● TASK REQUIREMENTS:
Write out the full set of records below exactly.

● STORED DATA:
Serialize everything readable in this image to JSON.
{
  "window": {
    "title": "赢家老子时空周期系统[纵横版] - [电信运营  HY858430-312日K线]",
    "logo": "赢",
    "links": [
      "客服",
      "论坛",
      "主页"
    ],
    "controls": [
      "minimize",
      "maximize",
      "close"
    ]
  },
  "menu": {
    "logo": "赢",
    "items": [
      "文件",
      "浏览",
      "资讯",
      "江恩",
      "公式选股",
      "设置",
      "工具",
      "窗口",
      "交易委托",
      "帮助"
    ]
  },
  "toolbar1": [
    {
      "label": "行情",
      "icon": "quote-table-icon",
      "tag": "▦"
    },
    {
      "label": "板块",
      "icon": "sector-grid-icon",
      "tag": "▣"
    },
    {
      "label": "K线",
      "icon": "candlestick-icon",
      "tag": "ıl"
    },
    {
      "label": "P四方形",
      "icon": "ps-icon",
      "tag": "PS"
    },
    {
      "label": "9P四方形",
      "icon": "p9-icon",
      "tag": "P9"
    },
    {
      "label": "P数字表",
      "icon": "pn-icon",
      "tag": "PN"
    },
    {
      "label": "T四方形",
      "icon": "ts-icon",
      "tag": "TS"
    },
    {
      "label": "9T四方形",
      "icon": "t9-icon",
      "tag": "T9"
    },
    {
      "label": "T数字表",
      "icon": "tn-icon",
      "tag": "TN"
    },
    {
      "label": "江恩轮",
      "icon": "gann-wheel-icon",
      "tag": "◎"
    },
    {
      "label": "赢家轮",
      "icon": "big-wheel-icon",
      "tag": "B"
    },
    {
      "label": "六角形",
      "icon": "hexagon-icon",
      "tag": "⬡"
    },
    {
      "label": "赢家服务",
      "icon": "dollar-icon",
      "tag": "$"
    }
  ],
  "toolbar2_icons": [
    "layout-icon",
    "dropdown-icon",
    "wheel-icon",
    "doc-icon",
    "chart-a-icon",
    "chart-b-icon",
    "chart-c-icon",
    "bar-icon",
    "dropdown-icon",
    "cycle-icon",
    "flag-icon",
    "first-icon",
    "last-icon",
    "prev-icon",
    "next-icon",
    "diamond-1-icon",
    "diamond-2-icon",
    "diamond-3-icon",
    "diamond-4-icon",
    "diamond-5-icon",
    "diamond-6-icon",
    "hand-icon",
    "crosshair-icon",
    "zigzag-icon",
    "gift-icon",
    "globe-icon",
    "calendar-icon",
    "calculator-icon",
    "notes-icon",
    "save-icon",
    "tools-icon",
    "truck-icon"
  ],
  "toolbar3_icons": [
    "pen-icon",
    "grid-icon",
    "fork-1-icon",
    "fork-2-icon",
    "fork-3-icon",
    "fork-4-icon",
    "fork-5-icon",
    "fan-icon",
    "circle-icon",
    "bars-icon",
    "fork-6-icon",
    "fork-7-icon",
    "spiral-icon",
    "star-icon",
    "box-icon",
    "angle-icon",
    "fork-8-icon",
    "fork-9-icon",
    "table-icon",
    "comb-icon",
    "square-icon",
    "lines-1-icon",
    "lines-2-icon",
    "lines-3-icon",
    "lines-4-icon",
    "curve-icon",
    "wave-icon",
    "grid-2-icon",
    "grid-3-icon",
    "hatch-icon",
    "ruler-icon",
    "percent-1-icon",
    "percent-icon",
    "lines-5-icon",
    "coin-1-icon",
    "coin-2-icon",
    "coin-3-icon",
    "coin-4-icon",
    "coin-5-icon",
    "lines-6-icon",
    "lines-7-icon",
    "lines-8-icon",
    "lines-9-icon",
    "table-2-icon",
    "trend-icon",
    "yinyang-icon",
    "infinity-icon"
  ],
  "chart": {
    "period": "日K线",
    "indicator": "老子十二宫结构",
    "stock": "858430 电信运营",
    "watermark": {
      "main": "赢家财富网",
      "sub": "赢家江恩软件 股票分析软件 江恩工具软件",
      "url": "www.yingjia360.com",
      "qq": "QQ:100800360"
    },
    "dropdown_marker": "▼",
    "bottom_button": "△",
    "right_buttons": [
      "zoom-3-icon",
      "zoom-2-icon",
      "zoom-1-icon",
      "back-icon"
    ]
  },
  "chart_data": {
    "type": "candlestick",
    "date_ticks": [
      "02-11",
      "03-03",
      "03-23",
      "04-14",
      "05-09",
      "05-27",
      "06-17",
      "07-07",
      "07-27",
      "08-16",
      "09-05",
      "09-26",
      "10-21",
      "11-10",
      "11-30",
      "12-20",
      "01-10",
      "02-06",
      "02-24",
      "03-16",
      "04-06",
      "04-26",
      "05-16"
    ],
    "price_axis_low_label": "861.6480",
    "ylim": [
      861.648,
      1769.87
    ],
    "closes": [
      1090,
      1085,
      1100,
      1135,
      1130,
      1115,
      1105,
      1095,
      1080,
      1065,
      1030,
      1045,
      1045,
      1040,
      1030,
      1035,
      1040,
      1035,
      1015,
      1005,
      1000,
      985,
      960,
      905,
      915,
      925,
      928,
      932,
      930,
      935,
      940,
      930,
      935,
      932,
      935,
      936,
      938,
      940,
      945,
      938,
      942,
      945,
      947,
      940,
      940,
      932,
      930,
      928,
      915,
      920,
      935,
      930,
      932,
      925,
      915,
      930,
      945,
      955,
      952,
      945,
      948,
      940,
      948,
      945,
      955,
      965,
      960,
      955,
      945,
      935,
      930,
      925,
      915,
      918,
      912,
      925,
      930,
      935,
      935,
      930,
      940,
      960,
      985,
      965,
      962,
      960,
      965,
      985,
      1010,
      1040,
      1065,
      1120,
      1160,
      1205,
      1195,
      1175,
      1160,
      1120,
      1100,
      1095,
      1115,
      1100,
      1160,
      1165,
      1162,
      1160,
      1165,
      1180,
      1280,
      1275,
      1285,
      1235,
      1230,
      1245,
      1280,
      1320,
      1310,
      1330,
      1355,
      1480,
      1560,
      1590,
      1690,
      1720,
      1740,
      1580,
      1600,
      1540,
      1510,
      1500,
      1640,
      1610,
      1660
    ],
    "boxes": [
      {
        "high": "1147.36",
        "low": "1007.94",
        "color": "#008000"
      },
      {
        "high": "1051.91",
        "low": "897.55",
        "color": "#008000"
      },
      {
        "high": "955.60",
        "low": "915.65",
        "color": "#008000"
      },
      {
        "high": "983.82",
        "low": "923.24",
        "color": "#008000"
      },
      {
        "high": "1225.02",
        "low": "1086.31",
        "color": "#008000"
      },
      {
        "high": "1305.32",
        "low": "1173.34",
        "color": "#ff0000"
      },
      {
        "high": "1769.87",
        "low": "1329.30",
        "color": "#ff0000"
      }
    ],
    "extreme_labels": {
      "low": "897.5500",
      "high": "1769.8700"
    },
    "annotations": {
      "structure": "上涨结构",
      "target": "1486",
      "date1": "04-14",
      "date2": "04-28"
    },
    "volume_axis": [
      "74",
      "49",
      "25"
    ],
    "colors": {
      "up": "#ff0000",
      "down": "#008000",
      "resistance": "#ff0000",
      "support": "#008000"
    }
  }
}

● EXPECTED ANSWER:
Serialize everything readable in this image to JSON.
{
  "window": {
    "title": "赢家老子时空周期系统[纵横版] - [电信运营  HY858430-312日K线]",
    "logo": "赢",
    "links": [
      "客服",
      "论坛",
      "主页"
    ],
    "controls": [
      "minimize",
      "maximize",
      "close"
    ]
  },
  "menu": {
    "logo": "赢",
    "items": [
      "文件",
      "浏览",
      "资讯",
      "江恩",
      "公式选股",
      "设置",
      "工具",
      "窗口",
      "交易委托",
      "帮助"
    ]
  },
  "toolbar1": [
    {
      "label": "行情",
      "icon": "quote-table-icon",
      "tag": "▦"
    },
    {
      "label": "板块",
      "icon": "sector-grid-icon",
      "tag": "▣"
    },
    {
      "label": "K线",
      "icon": "candlestick-icon",
      "tag": "ıl"
    },
    {
      "label": "P四方形",
      "icon": "ps-icon",
      "tag": "PS"
    },
    {
      "label": "9P四方形",
      "icon": "p9-icon",
      "tag": "P9"
    },
    {
      "label": "P数字表",
      "icon": "pn-icon",
      "tag": "PN"
    },
    {
      "label": "T四方形",
      "icon": "ts-icon",
      "tag": "TS"
    },
    {
      "label": "9T四方形",
      "icon": "t9-icon",
      "tag": "T9"
    },
    {
      "label": "T数字表",
      "icon": "tn-icon",
      "tag": "TN"
    },
    {
      "label": "江恩轮",
      "icon": "gann-wheel-icon",
      "tag": "◎"
    },
    {
      "label": "赢家轮",
      "icon": "big-wheel-icon",
      "tag": "B"
    },
    {
      "label": "六角形",
      "icon": "hexagon-icon",
      "tag": "⬡"
    },
    {
      "label": "赢家服务",
      "icon": "dollar-icon",
      "tag": "$"
    }
  ],
  "toolbar2_icons": [
    "layout-icon",
    "dropdown-icon",
    "wheel-icon",
    "doc-icon",
    "chart-a-icon",
    "chart-b-icon",
    "chart-c-icon",
    "bar-icon",
    "dropdown-icon",
    "cycle-icon",
    "flag-icon",
    "first-icon",
    "last-icon",
    "prev-icon",
    "next-icon",
    "diamond-1-icon",
    "diamond-2-icon",
    "diamond-3-icon",
    "diamond-4-icon",
    "diamond-5-icon",
    "diamond-6-icon",
    "hand-icon",
    "crosshair-icon",
    "zigzag-icon",
    "gift-icon",
    "globe-icon",
    "calendar-icon",
    "calculator-icon",
    "notes-icon",
    "save-icon",
    "tools-icon",
    "truck-icon"
  ],
  "toolbar3_icons": [
    "pen-icon",
    "grid-icon",
    "fork-1-icon",
    "fork-2-icon",
    "fork-3-icon",
    "fork-4-icon",
    "fork-5-icon",
    "fan-icon",
    "circle-icon",
    "bars-icon",
    "fork-6-icon",
    "fork-7-icon",
    "spiral-icon",
    "star-icon",
    "box-icon",
    "angle-icon",
    "fork-8-icon",
    "fork-9-icon",
    "table-icon",
    "comb-icon",
    "square-icon",
    "lines-1-icon",
    "lines-2-icon",
    "lines-3-icon",
    "lines-4-icon",
    "curve-icon",
    "wave-icon",
    "grid-2-icon",
    "grid-3-icon",
    "hatch-icon",
    "ruler-icon",
    "percent-1-icon",
    "percent-icon",
    "lines-5-icon",
    "coin-1-icon",
    "coin-2-icon",
    "coin-3-icon",
    "coin-4-icon",
    "coin-5-icon",
    "lines-6-icon",
    "lines-7-icon",
    "lines-8-icon",
    "lines-9-icon",
    "table-2-icon",
    "trend-icon",
    "yinyang-icon",
    "infinity-icon"
  ],
  "chart": {
    "period": "日K线",
    "indicator": "老子十二宫结构",
    "stock": "858430 电信运营",
    "watermark": {
      "main": "赢家财富网",
      "sub": "赢家江恩软件 股票分析软件 江恩工具软件",
      "url": "www.yingjia360.com",
      "qq": "QQ:100800360"
    },
    "dropdown_marker": "▼",
    "bottom_button": "△",
    "right_buttons": [
      "zoom-3-icon",
      "zoom-2-icon",
      "zoom-1-icon",
      "back-icon"
    ]
  },
  "chart_data": {
    "type": "candlestick",
    "date_ticks": [
      "02-11",
      "03-03",
      "03-23",
      "04-14",
      "05-09",
      "05-27",
      "06-17",
      "07-07",
      "07-27",
      "08-16",
      "09-05",
      "09-26",
      "10-21",
      "11-10",
      "11-30",
      "12-20",
      "01-10",
      "02-06",
      "02-24",
      "03-16",
      "04-06",
      "04-26",
      "05-16"
    ],
    "price_axis_low_label": "861.6480",
    "ylim": [
      861.648,
      1769.87
    ],
    "closes": [
      1090,
      1085,
      1100,
      1135,
      1130,
      1115,
      1105,
      1095,
      1080,
      1065,
      1030,
      1045,
      1045,
      1040,
      1030,
      1035,
      1040,
      1035,
      1015,
      1005,
      1000,
      985,
      960,
      905,
      915,
      925,
      928,
      932,
      930,
      935,
      940,
      930,
      935,
      932,
      935,
      936,
      938,
      940,
      945,
      938,
      942,
      945,
      947,
      940,
      940,
      932,
      930,
      928,
      915,
      920,
      935,
      930,
      932,
      925,
      915,
      930,
      945,
      955,
      952,
      945,
      948,
      940,
      948,
      945,
      955,
      965,
      960,
      955,
      945,
      935,
      930,
      925,
      915,
      918,
      912,
      925,
      930,
      935,
      935,
      930,
      940,
      960,
      985,
      965,
      962,
      960,
      965,
      985,
      1010,
      1040,
      1065,
      1120,
      1160,
      1205,
      1195,
      1175,
      1160,
      1120,
      1100,
      1095,
      1115,
      1100,
      1160,
      1165,
      1162,
      1160,
      1165,
      1180,
      1280,
      1275,
      1285,
      1235,
      1230,
      1245,
      1280,
      1320,
      1310,
      1330,
      1355,
      1480,
      1560,
      1590,
      1690,
      1720,
      1740,
      1580,
      1600,
      1540,
      1510,
      1500,
      1640,
      1610,
      1660
    ],
    "boxes": [
      {
        "high": "1147.36",
        "low": "1007.94",
        "color": "#008000"
      },
      {
        "high": "1051.91",
        "low": "897.55",
        "color": "#008000"
      },
      {
        "high": "955.60",
        "low": "915.65",
        "color": "#008000"
      },
      {
        "high": "983.82",
        "low": "923.24",
        "color": "#008000"
      },
      {
        "high": "1225.02",
        "low": "1086.31",
        "color": "#008000"
      },
      {
        "high": "1305.32",
        "low": "1173.34",
        "color": "#ff0000"
      },
      {
        "high": "1769.87",
        "low": "1329.30",
        "color": "#ff0000"
      }
    ],
    "extreme_labels": {
      "low": "897.5500",
      "high": "1769.8700"
    },
    "annotations": {
      "structure": "上涨结构",
      "target": "1486",
      "date1": "04-14",
      "date2": "04-28"
    },
    "volume_axis": [
      "74",
      "49",
      "25"
    ],
    "colors": {
      "up": "#ff0000",
      "down": "#008000",
      "resistance": "#ff0000",
      "support": "#008000"
    }
  }
}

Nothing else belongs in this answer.